## Stated goal:
Only the pictures stay out; every record is to be quoted exactly.

## Provided material:
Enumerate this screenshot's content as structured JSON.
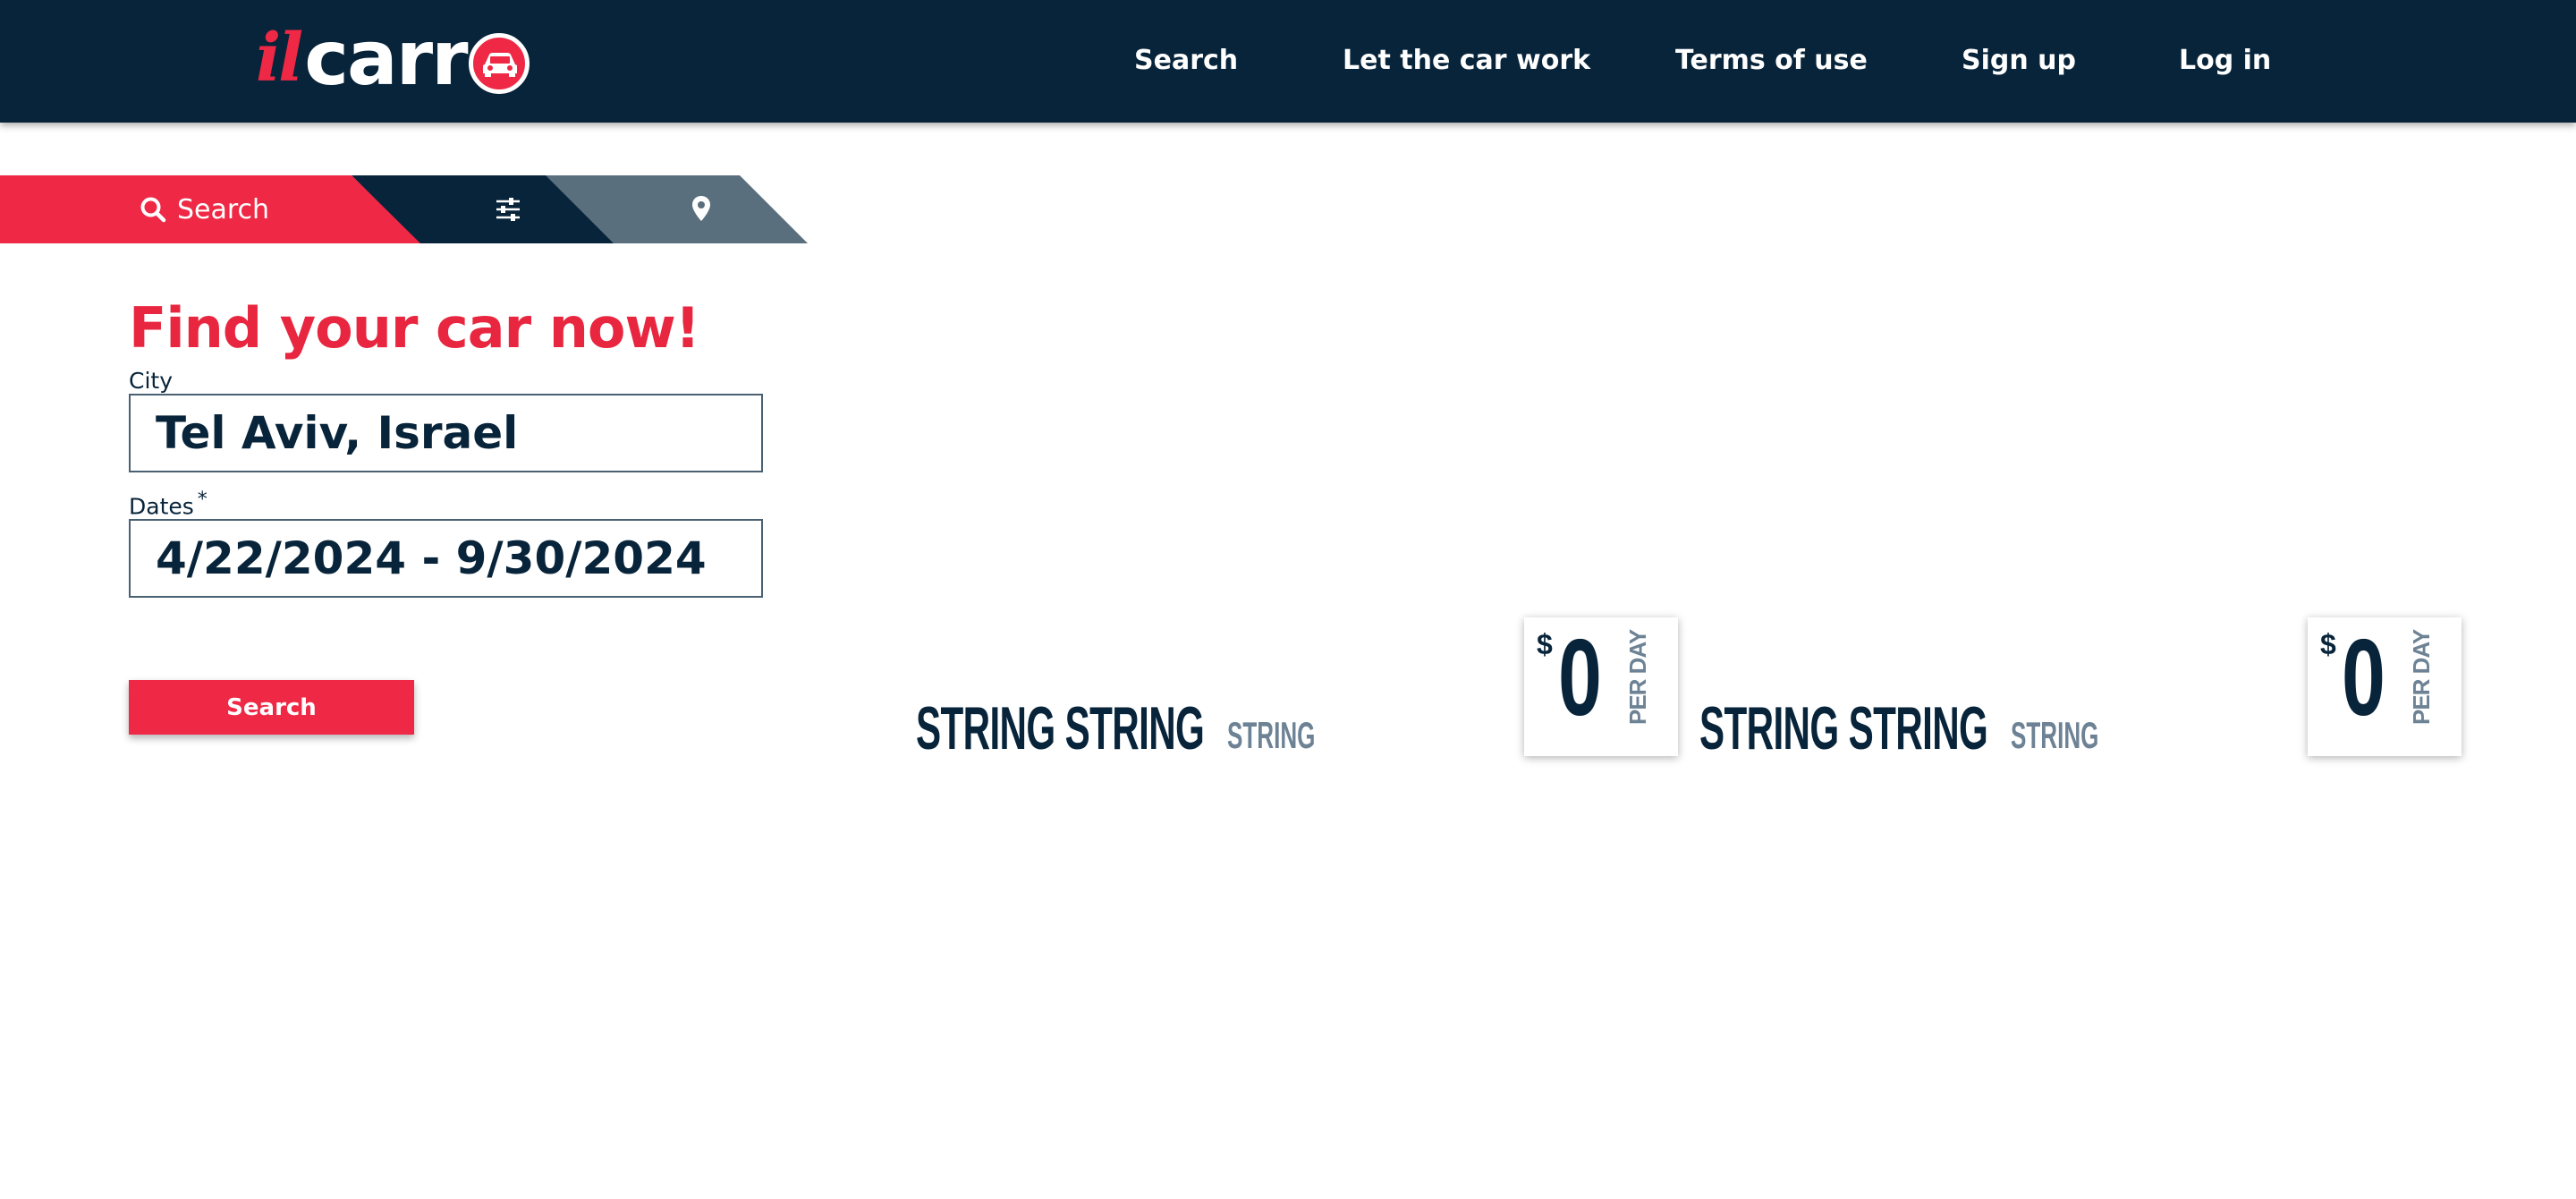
{
  "header": {
    "logo": {
      "prefix": "il",
      "main": "carr"
    },
    "nav": [
      {
        "label": "Search"
      },
      {
        "label": "Let the car work"
      },
      {
        "label": "Terms of use"
      },
      {
        "label": "Sign up"
      },
      {
        "label": "Log in"
      }
    ]
  },
  "tabs": {
    "search_label": "Search",
    "search_icon": "search-icon",
    "filter_icon": "sliders-icon",
    "map_icon": "map-pin-icon"
  },
  "form": {
    "title": "Find your car now!",
    "city_label": "City",
    "city_value": "Tel Aviv, Israel",
    "dates_label": "Dates",
    "dates_required_mark": "*",
    "dates_value": "4/22/2024 - 9/30/2024",
    "submit_label": "Search"
  },
  "cars": [
    {
      "title": "STRING STRING",
      "subtitle": "STRING",
      "currency": "$",
      "price": "0",
      "per": "PER DAY"
    },
    {
      "title": "STRING STRING",
      "subtitle": "STRING",
      "currency": "$",
      "price": "0",
      "per": "PER DAY"
    }
  ],
  "colors": {
    "navy": "#08243a",
    "accent_red": "#ef2845",
    "slate": "#5a6f7e",
    "muted_text": "#6d8294"
  }
}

## Full response:
Enumerate this screenshot's content as structured JSON.
{
  "header": {
    "logo": {
      "prefix": "il",
      "main": "carr"
    },
    "nav": [
      {
        "label": "Search"
      },
      {
        "label": "Let the car work"
      },
      {
        "label": "Terms of use"
      },
      {
        "label": "Sign up"
      },
      {
        "label": "Log in"
      }
    ]
  },
  "tabs": {
    "search_label": "Search",
    "search_icon": "search-icon",
    "filter_icon": "sliders-icon",
    "map_icon": "map-pin-icon"
  },
  "form": {
    "title": "Find your car now!",
    "city_label": "City",
    "city_value": "Tel Aviv, Israel",
    "dates_label": "Dates",
    "dates_required_mark": "*",
    "dates_value": "4/22/2024 - 9/30/2024",
    "submit_label": "Search"
  },
  "cars": [
    {
      "title": "STRING STRING",
      "subtitle": "STRING",
      "currency": "$",
      "price": "0",
      "per": "PER DAY"
    },
    {
      "title": "STRING STRING",
      "subtitle": "STRING",
      "currency": "$",
      "price": "0",
      "per": "PER DAY"
    }
  ],
  "colors": {
    "navy": "#08243a",
    "accent_red": "#ef2845",
    "slate": "#5a6f7e",
    "muted_text": "#6d8294"
  }
}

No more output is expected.